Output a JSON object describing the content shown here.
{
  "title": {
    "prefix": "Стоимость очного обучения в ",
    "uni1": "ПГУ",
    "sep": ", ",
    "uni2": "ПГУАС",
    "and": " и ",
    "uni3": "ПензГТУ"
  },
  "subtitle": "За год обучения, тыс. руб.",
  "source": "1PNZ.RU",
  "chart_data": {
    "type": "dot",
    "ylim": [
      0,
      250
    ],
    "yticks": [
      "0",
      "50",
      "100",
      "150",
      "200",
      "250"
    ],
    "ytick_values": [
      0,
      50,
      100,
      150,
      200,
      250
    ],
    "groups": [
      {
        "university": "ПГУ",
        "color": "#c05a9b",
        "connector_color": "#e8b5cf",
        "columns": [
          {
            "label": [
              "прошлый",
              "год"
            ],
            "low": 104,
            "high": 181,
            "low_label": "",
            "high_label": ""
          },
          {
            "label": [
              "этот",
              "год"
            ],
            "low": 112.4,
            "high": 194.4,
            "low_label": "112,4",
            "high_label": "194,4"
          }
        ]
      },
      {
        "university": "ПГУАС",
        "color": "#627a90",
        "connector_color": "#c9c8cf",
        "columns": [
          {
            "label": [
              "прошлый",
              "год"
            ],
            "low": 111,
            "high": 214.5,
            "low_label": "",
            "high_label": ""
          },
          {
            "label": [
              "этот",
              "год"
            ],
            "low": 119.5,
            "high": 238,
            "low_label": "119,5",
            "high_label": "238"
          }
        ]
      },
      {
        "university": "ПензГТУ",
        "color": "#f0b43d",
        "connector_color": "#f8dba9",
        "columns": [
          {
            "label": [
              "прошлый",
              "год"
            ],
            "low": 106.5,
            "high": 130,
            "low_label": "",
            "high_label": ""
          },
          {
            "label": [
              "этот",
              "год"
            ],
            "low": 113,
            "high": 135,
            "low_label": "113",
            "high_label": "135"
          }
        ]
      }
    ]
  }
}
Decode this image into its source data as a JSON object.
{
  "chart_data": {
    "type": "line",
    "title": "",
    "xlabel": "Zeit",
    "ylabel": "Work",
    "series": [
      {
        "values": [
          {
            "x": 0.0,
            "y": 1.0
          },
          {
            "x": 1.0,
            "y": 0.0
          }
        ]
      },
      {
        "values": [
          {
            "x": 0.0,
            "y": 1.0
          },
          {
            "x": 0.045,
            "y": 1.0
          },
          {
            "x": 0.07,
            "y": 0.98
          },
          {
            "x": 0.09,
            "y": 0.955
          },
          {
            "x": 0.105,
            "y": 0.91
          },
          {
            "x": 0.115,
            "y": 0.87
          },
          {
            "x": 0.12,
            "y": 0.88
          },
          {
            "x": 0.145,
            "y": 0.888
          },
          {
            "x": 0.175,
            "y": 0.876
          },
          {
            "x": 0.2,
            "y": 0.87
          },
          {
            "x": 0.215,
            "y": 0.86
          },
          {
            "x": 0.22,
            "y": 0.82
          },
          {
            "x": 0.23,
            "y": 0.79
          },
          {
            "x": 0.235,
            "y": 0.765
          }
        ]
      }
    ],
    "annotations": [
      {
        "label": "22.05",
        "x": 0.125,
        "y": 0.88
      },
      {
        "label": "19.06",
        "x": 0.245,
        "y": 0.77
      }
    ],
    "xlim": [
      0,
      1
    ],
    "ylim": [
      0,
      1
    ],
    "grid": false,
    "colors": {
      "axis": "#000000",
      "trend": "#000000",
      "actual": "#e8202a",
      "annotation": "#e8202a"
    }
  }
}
________________________
EXERCISE AIM – Emit the records above again, exactly, with no line skipped.

FINAL RESULT –
Output a JSON object describing the content shown here.
{
  "title": {
    "prefix": "Стоимость очного обучения в ",
    "uni1": "ПГУ",
    "sep": ", ",
    "uni2": "ПГУАС",
    "and": " и ",
    "uni3": "ПензГТУ"
  },
  "subtitle": "За год обучения, тыс. руб.",
  "source": "1PNZ.RU",
  "chart_data": {
    "type": "dot",
    "ylim": [
      0,
      250
    ],
    "yticks": [
      "0",
      "50",
      "100",
      "150",
      "200",
      "250"
    ],
    "ytick_values": [
      0,
      50,
      100,
      150,
      200,
      250
    ],
    "groups": [
      {
        "university": "ПГУ",
        "color": "#c05a9b",
        "connector_color": "#e8b5cf",
        "columns": [
          {
            "label": [
              "прошлый",
              "год"
            ],
            "low": 104,
            "high": 181,
            "low_label": "",
            "high_label": ""
          },
          {
            "label": [
              "этот",
              "год"
            ],
            "low": 112.4,
            "high": 194.4,
            "low_label": "112,4",
            "high_label": "194,4"
          }
        ]
      },
      {
        "university": "ПГУАС",
        "color": "#627a90",
        "connector_color": "#c9c8cf",
        "columns": [
          {
            "label": [
              "прошлый",
              "год"
            ],
            "low": 111,
            "high": 214.5,
            "low_label": "",
            "high_label": ""
          },
          {
            "label": [
              "этот",
              "год"
            ],
            "low": 119.5,
            "high": 238,
            "low_label": "119,5",
            "high_label": "238"
          }
        ]
      },
      {
        "university": "ПензГТУ",
        "color": "#f0b43d",
        "connector_color": "#f8dba9",
        "columns": [
          {
            "label": [
              "прошлый",
              "год"
            ],
            "low": 106.5,
            "high": 130,
            "low_label": "",
            "high_label": ""
          },
          {
            "label": [
              "этот",
              "год"
            ],
            "low": 113,
            "high": 135,
            "low_label": "113",
            "high_label": "135"
          }
        ]
      }
    ]
  }
}
Decode this image into its source data as a JSON object.
{
  "chart_data": {
    "type": "line",
    "title": "",
    "xlabel": "Zeit",
    "ylabel": "Work",
    "series": [
      {
        "values": [
          {
            "x": 0.0,
            "y": 1.0
          },
          {
            "x": 1.0,
            "y": 0.0
          }
        ]
      },
      {
        "values": [
          {
            "x": 0.0,
            "y": 1.0
          },
          {
            "x": 0.045,
            "y": 1.0
          },
          {
            "x": 0.07,
            "y": 0.98
          },
          {
            "x": 0.09,
            "y": 0.955
          },
          {
            "x": 0.105,
            "y": 0.91
          },
          {
            "x": 0.115,
            "y": 0.87
          },
          {
            "x": 0.12,
            "y": 0.88
          },
          {
            "x": 0.145,
            "y": 0.888
          },
          {
            "x": 0.175,
            "y": 0.876
          },
          {
            "x": 0.2,
            "y": 0.87
          },
          {
            "x": 0.215,
            "y": 0.86
          },
          {
            "x": 0.22,
            "y": 0.82
          },
          {
            "x": 0.23,
            "y": 0.79
          },
          {
            "x": 0.235,
            "y": 0.765
          }
        ]
      }
    ],
    "annotations": [
      {
        "label": "22.05",
        "x": 0.125,
        "y": 0.88
      },
      {
        "label": "19.06",
        "x": 0.245,
        "y": 0.77
      }
    ],
    "xlim": [
      0,
      1
    ],
    "ylim": [
      0,
      1
    ],
    "grid": false,
    "colors": {
      "axis": "#000000",
      "trend": "#000000",
      "actual": "#e8202a",
      "annotation": "#e8202a"
    }
  }
}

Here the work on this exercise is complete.